[Entries taken from a collection]
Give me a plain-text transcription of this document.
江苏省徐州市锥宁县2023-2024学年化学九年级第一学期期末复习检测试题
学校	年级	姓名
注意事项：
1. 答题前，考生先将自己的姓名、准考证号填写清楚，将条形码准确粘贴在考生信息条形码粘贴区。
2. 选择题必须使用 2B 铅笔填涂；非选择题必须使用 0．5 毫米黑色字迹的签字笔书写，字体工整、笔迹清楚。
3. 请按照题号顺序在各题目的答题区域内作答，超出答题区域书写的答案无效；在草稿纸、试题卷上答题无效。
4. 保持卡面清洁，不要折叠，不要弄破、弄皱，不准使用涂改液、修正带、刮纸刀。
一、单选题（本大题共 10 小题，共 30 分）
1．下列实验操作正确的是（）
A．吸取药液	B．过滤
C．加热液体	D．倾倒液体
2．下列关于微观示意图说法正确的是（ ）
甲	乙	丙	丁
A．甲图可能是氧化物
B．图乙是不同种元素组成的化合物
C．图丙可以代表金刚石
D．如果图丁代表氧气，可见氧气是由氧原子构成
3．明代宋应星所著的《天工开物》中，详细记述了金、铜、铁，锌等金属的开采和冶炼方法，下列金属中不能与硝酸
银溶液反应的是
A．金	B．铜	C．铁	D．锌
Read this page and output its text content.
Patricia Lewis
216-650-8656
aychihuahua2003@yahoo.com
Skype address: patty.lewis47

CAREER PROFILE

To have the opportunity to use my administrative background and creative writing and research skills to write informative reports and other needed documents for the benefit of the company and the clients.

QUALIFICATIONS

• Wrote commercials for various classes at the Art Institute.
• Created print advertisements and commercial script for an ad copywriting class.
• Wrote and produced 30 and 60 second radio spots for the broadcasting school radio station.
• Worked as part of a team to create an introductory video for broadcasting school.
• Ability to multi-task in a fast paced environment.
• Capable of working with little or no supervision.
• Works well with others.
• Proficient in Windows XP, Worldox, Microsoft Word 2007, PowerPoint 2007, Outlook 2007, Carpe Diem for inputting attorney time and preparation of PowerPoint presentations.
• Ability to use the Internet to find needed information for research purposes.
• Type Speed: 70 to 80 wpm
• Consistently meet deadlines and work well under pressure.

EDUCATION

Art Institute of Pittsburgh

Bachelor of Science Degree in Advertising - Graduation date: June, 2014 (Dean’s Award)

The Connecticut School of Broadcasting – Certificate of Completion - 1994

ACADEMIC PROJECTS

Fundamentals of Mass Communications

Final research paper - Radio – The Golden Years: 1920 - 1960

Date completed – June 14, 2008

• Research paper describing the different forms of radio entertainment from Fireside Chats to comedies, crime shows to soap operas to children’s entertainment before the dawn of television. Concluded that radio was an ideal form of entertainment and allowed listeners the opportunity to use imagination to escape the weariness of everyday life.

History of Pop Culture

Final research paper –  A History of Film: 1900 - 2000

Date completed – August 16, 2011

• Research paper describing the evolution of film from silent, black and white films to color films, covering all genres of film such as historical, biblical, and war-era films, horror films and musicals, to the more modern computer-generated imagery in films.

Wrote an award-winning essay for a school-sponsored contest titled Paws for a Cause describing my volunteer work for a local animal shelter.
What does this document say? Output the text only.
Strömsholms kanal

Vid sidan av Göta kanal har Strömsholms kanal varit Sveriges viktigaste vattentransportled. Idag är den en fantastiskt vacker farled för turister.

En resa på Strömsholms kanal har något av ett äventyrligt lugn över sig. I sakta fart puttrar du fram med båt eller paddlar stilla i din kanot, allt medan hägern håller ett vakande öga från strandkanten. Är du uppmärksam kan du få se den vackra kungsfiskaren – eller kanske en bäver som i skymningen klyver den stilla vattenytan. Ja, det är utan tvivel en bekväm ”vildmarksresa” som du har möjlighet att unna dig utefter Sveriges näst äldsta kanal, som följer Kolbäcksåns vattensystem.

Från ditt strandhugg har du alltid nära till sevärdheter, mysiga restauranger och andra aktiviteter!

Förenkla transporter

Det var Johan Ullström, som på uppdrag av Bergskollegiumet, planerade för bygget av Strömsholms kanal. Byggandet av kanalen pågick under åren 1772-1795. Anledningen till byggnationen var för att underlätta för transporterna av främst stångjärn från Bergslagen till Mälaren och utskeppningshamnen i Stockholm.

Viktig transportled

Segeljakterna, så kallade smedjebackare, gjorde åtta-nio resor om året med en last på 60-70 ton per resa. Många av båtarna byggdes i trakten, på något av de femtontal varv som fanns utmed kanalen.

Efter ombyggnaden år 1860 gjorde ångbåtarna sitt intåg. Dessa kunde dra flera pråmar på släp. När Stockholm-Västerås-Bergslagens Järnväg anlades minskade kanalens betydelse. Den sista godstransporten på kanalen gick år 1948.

Short exercise
Repeat all the entries exactly as given.

Solution for this exercise
Give me a plain-text transcription of this document.
江苏省徐州市锥宁县2023-2024学年化学九年级第一学期期末复习检测试题
学校	年级	姓名
注意事项：
1. 答题前，考生先将自己的姓名、准考证号填写清楚，将条形码准确粘贴在考生信息条形码粘贴区。
2. 选择题必须使用 2B 铅笔填涂；非选择题必须使用 0．5 毫米黑色字迹的签字笔书写，字体工整、笔迹清楚。
3. 请按照题号顺序在各题目的答题区域内作答，超出答题区域书写的答案无效；在草稿纸、试题卷上答题无效。
4. 保持卡面清洁，不要折叠，不要弄破、弄皱，不准使用涂改液、修正带、刮纸刀。
一、单选题（本大题共 10 小题，共 30 分）
1．下列实验操作正确的是（）
A．吸取药液	B．过滤
C．加热液体	D．倾倒液体
2．下列关于微观示意图说法正确的是（ ）
甲	乙	丙	丁
A．甲图可能是氧化物
B．图乙是不同种元素组成的化合物
C．图丙可以代表金刚石
D．如果图丁代表氧气，可见氧气是由氧原子构成
3．明代宋应星所著的《天工开物》中，详细记述了金、铜、铁，锌等金属的开采和冶炼方法，下列金属中不能与硝酸
银溶液反应的是
A．金	B．铜	C．铁	D．锌
Read this page and output its text content.
Patricia Lewis
216-650-8656
aychihuahua2003@yahoo.com
Skype address: patty.lewis47

CAREER PROFILE

To have the opportunity to use my administrative background and creative writing and research skills to write informative reports and other needed documents for the benefit of the company and the clients.

QUALIFICATIONS

• Wrote commercials for various classes at the Art Institute.
• Created print advertisements and commercial script for an ad copywriting class.
• Wrote and produced 30 and 60 second radio spots for the broadcasting school radio station.
• Worked as part of a team to create an introductory video for broadcasting school.
• Ability to multi-task in a fast paced environment.
• Capable of working with little or no supervision.
• Works well with others.
• Proficient in Windows XP, Worldox, Microsoft Word 2007, PowerPoint 2007, Outlook 2007, Carpe Diem for inputting attorney time and preparation of PowerPoint presentations.
• Ability to use the Internet to find needed information for research purposes.
• Type Speed: 70 to 80 wpm
• Consistently meet deadlines and work well under pressure.

EDUCATION

Art Institute of Pittsburgh

Bachelor of Science Degree in Advertising - Graduation date: June, 2014 (Dean’s Award)

The Connecticut School of Broadcasting – Certificate of Completion - 1994

ACADEMIC PROJECTS

Fundamentals of Mass Communications

Final research paper - Radio – The Golden Years: 1920 - 1960

Date completed – June 14, 2008

• Research paper describing the different forms of radio entertainment from Fireside Chats to comedies, crime shows to soap operas to children’s entertainment before the dawn of television. Concluded that radio was an ideal form of entertainment and allowed listeners the opportunity to use imagination to escape the weariness of everyday life.

History of Pop Culture

Final research paper –  A History of Film: 1900 - 2000

Date completed – August 16, 2011

• Research paper describing the evolution of film from silent, black and white films to color films, covering all genres of film such as historical, biblical, and war-era films, horror films and musicals, to the more modern computer-generated imagery in films.

Wrote an award-winning essay for a school-sponsored contest titled Paws for a Cause describing my volunteer work for a local animal shelter.
What does this document say? Output the text only.
Strömsholms kanal

Vid sidan av Göta kanal har Strömsholms kanal varit Sveriges viktigaste vattentransportled. Idag är den en fantastiskt vacker farled för turister.

En resa på Strömsholms kanal har något av ett äventyrligt lugn över sig. I sakta fart puttrar du fram med båt eller paddlar stilla i din kanot, allt medan hägern håller ett vakande öga från strandkanten. Är du uppmärksam kan du få se den vackra kungsfiskaren – eller kanske en bäver som i skymningen klyver den stilla vattenytan. Ja, det är utan tvivel en bekväm ”vildmarksresa” som du har möjlighet att unna dig utefter Sveriges näst äldsta kanal, som följer Kolbäcksåns vattensystem.

Från ditt strandhugg har du alltid nära till sevärdheter, mysiga restauranger och andra aktiviteter!

Förenkla transporter

Det var Johan Ullström, som på uppdrag av Bergskollegiumet, planerade för bygget av Strömsholms kanal. Byggandet av kanalen pågick under åren 1772-1795. Anledningen till byggnationen var för att underlätta för transporterna av främst stångjärn från Bergslagen till Mälaren och utskeppningshamnen i Stockholm.

Viktig transportled

Segeljakterna, så kallade smedjebackare, gjorde åtta-nio resor om året med en last på 60-70 ton per resa. Många av båtarna byggdes i trakten, på något av de femtontal varv som fanns utmed kanalen.

Efter ombyggnaden år 1860 gjorde ångbåtarna sitt intåg. Dessa kunde dra flera pråmar på släp. När Stockholm-Västerås-Bergslagens Järnväg anlades minskade kanalens betydelse. Den sista godstransporten på kanalen gick år 1948.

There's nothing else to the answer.